*** ФРАГМЕНТ ДОКУМЕНТА ***

Чертополох и терн. Возрождение веры — страница 123 из 177

Леонардо ничего не делал приблизительно – и ничего не делал по разрешению общей, не ему принадлежащей концепции.

Человеческие возможности он считал (небезосновательно) приблизительными – по отношению к природе и к замыслу природы. В том числе способность видеть (зрение) он считал несовершенной, не реализованной до конца. Леонардо полагал, что зрение есть инструмент, которым он обязан управлять, но не насилуя этот инструмент, не нарушая возможностей инструмента, не навязывая инструменту тех качеств, которые проистекают от идеологической установки. Скажем, художник-экспрессионист форсирует движение руки и «приказывает» своему зрению видеть так, чтобы оправдать форсированное движение руки.

Леонардо так делать не может и не делает.

*** ЗАПИСАННЫЕ ДАННЫЕ ***

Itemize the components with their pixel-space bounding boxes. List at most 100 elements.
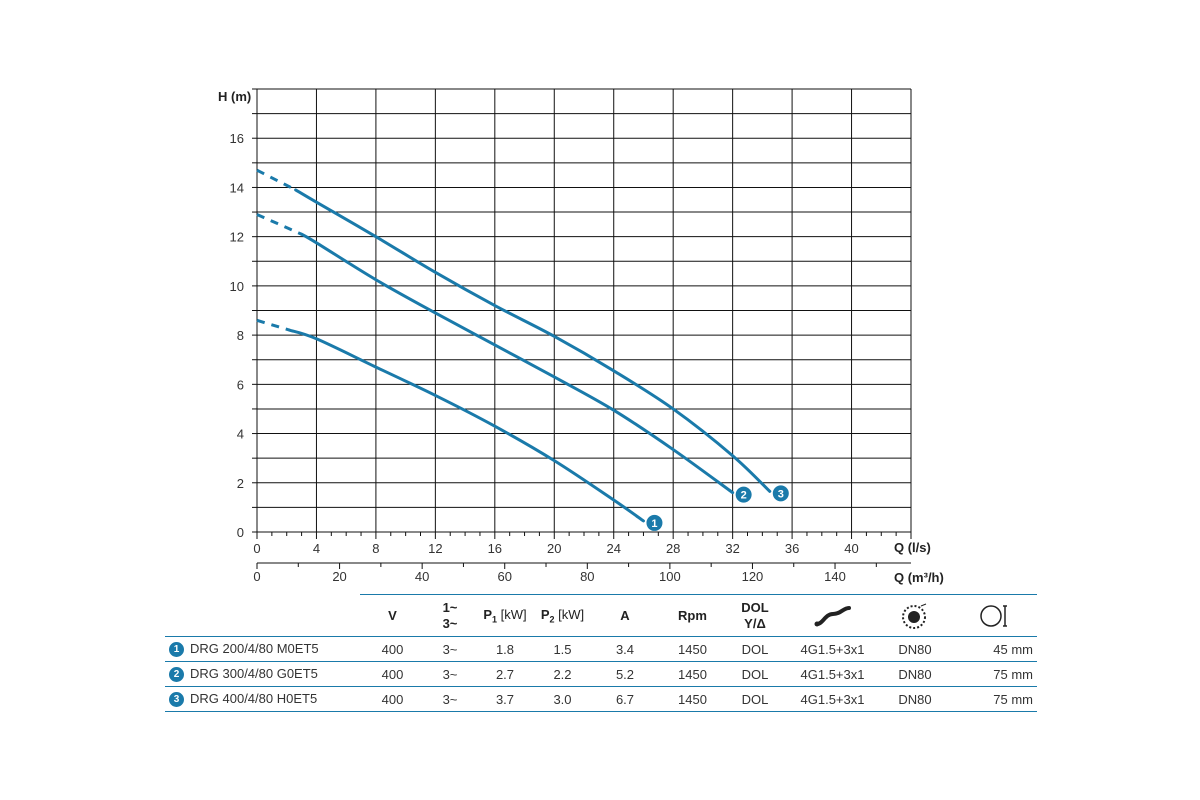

***

-- СПИСОК ЗАДАЧ --
- a) Какую человеческую способность Леонардо, согласно фрагменту о нём, считал несовершенной и не реализованной до конца?
- b) Продолжите фрагмент о Леонардо, начав сразу после его последнего предложения.

-- ОТВЕТЫ НА ЗАДАНИЯ --
- a) Способность видеть, то есть зрение.

- b)
Рисунок, считает Леонардо, не может быть совершенным по определению – как производное от несовершенного метода видения. Так Платон не может считать дефиницию «знание» состоятельной, если не доказано, что именно человек считает знанием. Работы по изучению анатомии, биологии, фортификации, астрономии производятся для того, чтобы увеличить возможности зрения; это своего рода очки, бинокль, дополнительное средство, чтобы яснее смотреть. Рисовать человеческое тело можно, лишь зная, как оно устроено; если рисуешь руку, то рисуешь не кожу руки, но сущность руки; рисовать небо можно, лишь зная планеты; изображать растение можно, лишь зная его структуру. Совершенство отделки формы, присущее всем картинам Леонардо, исключает небрежность и стремительный спонтанный мазок не потому, что Леонардо не чувствовал ярко и страстно, но потому, что его страстное чувство выражалось в потребности все понять, не упустить ничего. Это понимание находится вне любой идеологии и даже вне веры.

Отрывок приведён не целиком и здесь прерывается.